* [Set exercise]: Reproduce each of the following items verbatim, omitting the pictures.

━━ Records provided

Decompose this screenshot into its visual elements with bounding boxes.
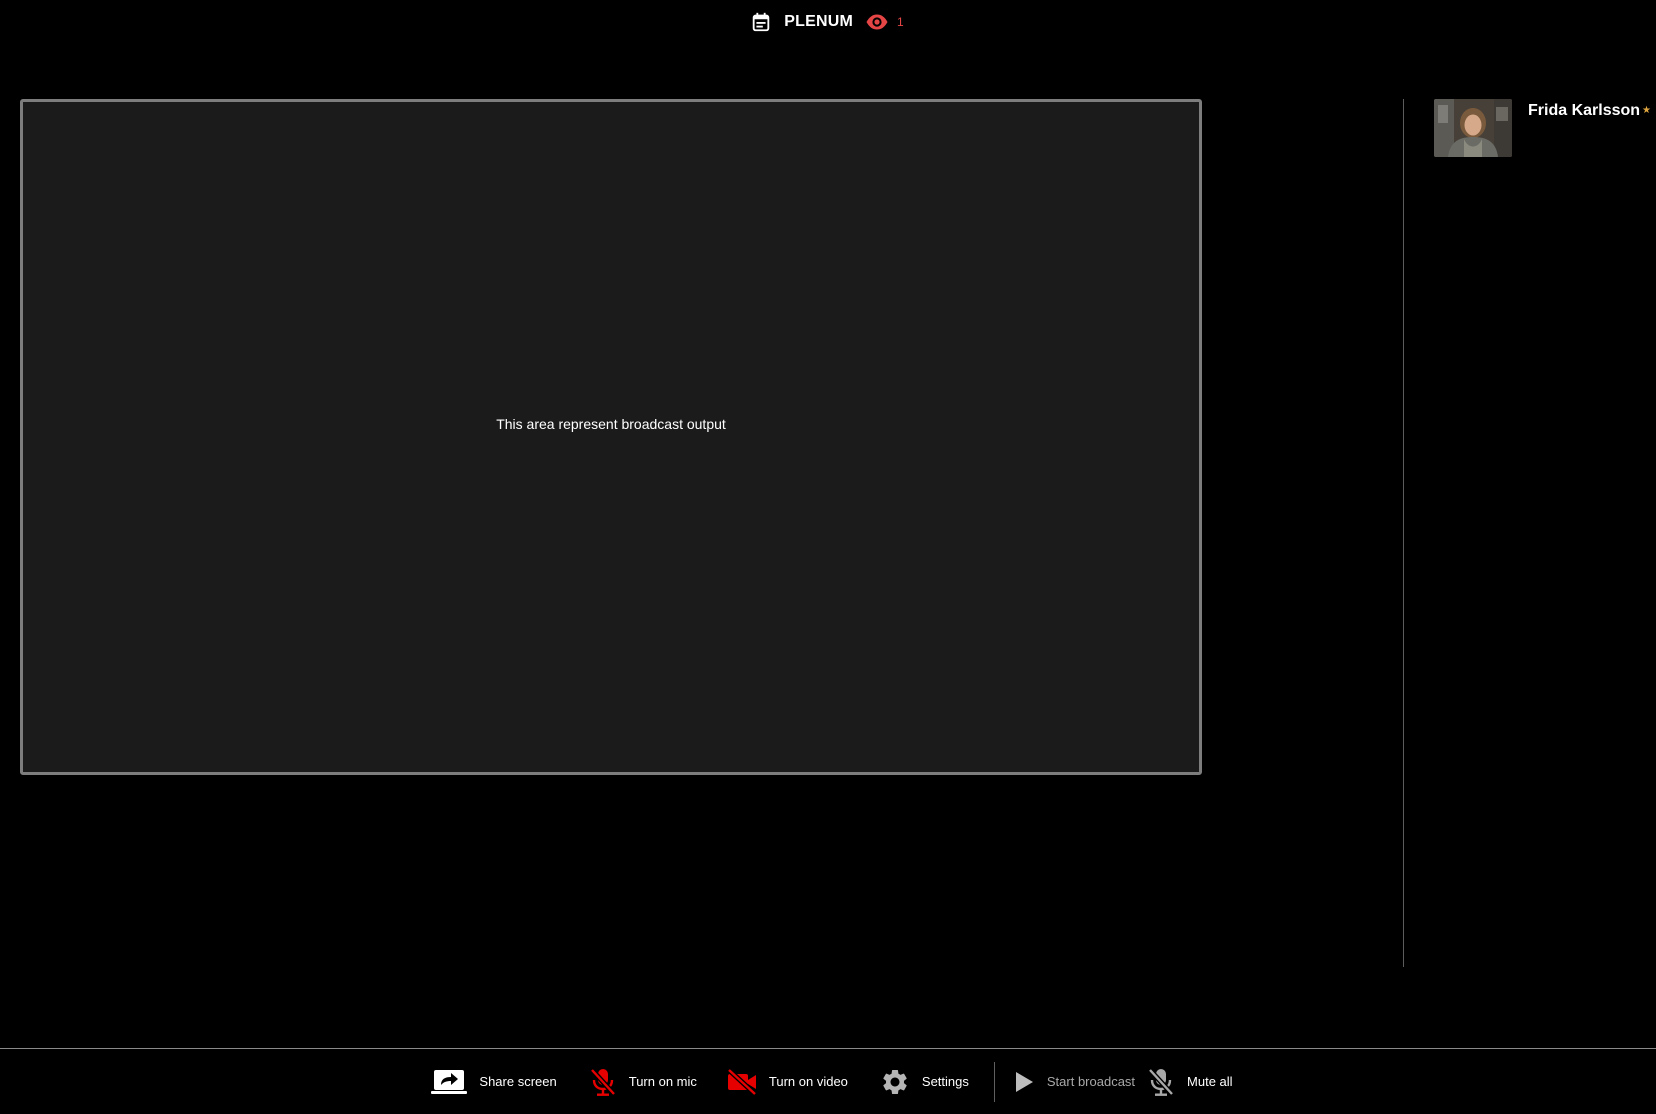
- play-icon: [1015, 1071, 1033, 1092]
- calendar-icon[interactable]: [750, 11, 772, 33]
- participant-name-text: Frida Karlsson: [1528, 102, 1641, 119]
- participant-name: Frida Karlsson ★: [1528, 102, 1651, 120]
- broadcast-studio: PLENUM 1 This area represent broadcast o…: [0, 0, 1656, 1114]
- gear-icon: [883, 1069, 907, 1094]
- settings-label: Settings: [921, 1074, 969, 1089]
- broadcast-placeholder-text: This area represent broadcast output: [496, 416, 726, 432]
- share-screen-button[interactable]: Share screen: [431, 1068, 557, 1096]
- turn-on-mic-button[interactable]: Turn on mic: [589, 1067, 697, 1097]
- room-title: PLENUM: [784, 13, 854, 30]
- viewer-count: 1: [897, 15, 904, 29]
- settings-button[interactable]: Settings: [880, 1067, 969, 1097]
- start-broadcast-label: Start broadcast: [1046, 1074, 1136, 1089]
- turn-on-video-label: Turn on video: [768, 1074, 848, 1089]
- control-toolbar: Share screen Turn on mic Turn on video S…: [0, 1049, 1656, 1114]
- toolbar-separator: [993, 1061, 995, 1102]
- person-thumbnail-icon: [1434, 99, 1512, 157]
- participant-video-thumbnail[interactable]: [1434, 99, 1512, 157]
- sidebar-divider: [1403, 99, 1404, 967]
- participant-list: Frida Karlsson ★: [1434, 99, 1651, 157]
- broadcast-output-area: This area represent broadcast output: [20, 99, 1202, 775]
- turn-on-mic-label: Turn on mic: [628, 1074, 697, 1089]
- mic-off-icon: [589, 1067, 616, 1096]
- eye-icon: [866, 14, 888, 30]
- room-header: PLENUM 1: [0, 9, 1656, 35]
- start-broadcast-button[interactable]: Start broadcast: [1013, 1070, 1135, 1094]
- participant-item[interactable]: Frida Karlsson ★: [1434, 99, 1651, 157]
- turn-on-video-button[interactable]: Turn on video: [727, 1068, 848, 1095]
- mute-all-mic-off-icon: [1148, 1067, 1174, 1096]
- share-screen-label: Share screen: [479, 1074, 557, 1089]
- mute-all-label: Mute all: [1187, 1074, 1233, 1089]
- host-star-icon: ★: [1642, 105, 1651, 116]
- mute-all-button[interactable]: Mute all: [1147, 1067, 1233, 1097]
- video-off-icon: [727, 1068, 757, 1095]
- share-screen-icon: [431, 1069, 468, 1094]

━━━━

* [In response]:
Decompose this screenshot into its visual elements with bounding boxes.
- play-icon: [1015, 1071, 1033, 1092]
- calendar-icon[interactable]: [750, 11, 772, 33]
- participant-name-text: Frida Karlsson: [1528, 102, 1641, 119]
- participant-name: Frida Karlsson ★: [1528, 102, 1651, 120]
- broadcast-studio: PLENUM 1 This area represent broadcast o…: [0, 0, 1656, 1114]
- gear-icon: [883, 1069, 907, 1094]
- settings-label: Settings: [921, 1074, 969, 1089]
- broadcast-placeholder-text: This area represent broadcast output: [496, 416, 726, 432]
- share-screen-button[interactable]: Share screen: [431, 1068, 557, 1096]
- turn-on-mic-button[interactable]: Turn on mic: [589, 1067, 697, 1097]
- room-title: PLENUM: [784, 13, 854, 30]
- viewer-count: 1: [897, 15, 904, 29]
- settings-button[interactable]: Settings: [880, 1067, 969, 1097]
- start-broadcast-label: Start broadcast: [1046, 1074, 1136, 1089]
- turn-on-video-label: Turn on video: [768, 1074, 848, 1089]
- control-toolbar: Share screen Turn on mic Turn on video S…: [0, 1049, 1656, 1114]
- toolbar-separator: [993, 1061, 995, 1102]
- person-thumbnail-icon: [1434, 99, 1512, 157]
- participant-video-thumbnail[interactable]: [1434, 99, 1512, 157]
- sidebar-divider: [1403, 99, 1404, 967]
- participant-list: Frida Karlsson ★: [1434, 99, 1651, 157]
- broadcast-output-area: This area represent broadcast output: [20, 99, 1202, 775]
- turn-on-mic-label: Turn on mic: [628, 1074, 697, 1089]
- mic-off-icon: [589, 1067, 616, 1096]
- eye-icon: [866, 14, 888, 30]
- room-header: PLENUM 1: [0, 9, 1656, 35]
- start-broadcast-button[interactable]: Start broadcast: [1013, 1070, 1135, 1094]
- participant-item[interactable]: Frida Karlsson ★: [1434, 99, 1651, 157]
- turn-on-video-button[interactable]: Turn on video: [727, 1068, 848, 1095]
- mute-all-mic-off-icon: [1148, 1067, 1174, 1096]
- share-screen-label: Share screen: [479, 1074, 557, 1089]
- mute-all-label: Mute all: [1187, 1074, 1233, 1089]
- host-star-icon: ★: [1642, 105, 1651, 116]
- mute-all-button[interactable]: Mute all: [1147, 1067, 1233, 1097]
- video-off-icon: [727, 1068, 757, 1095]
- share-screen-icon: [431, 1069, 468, 1094]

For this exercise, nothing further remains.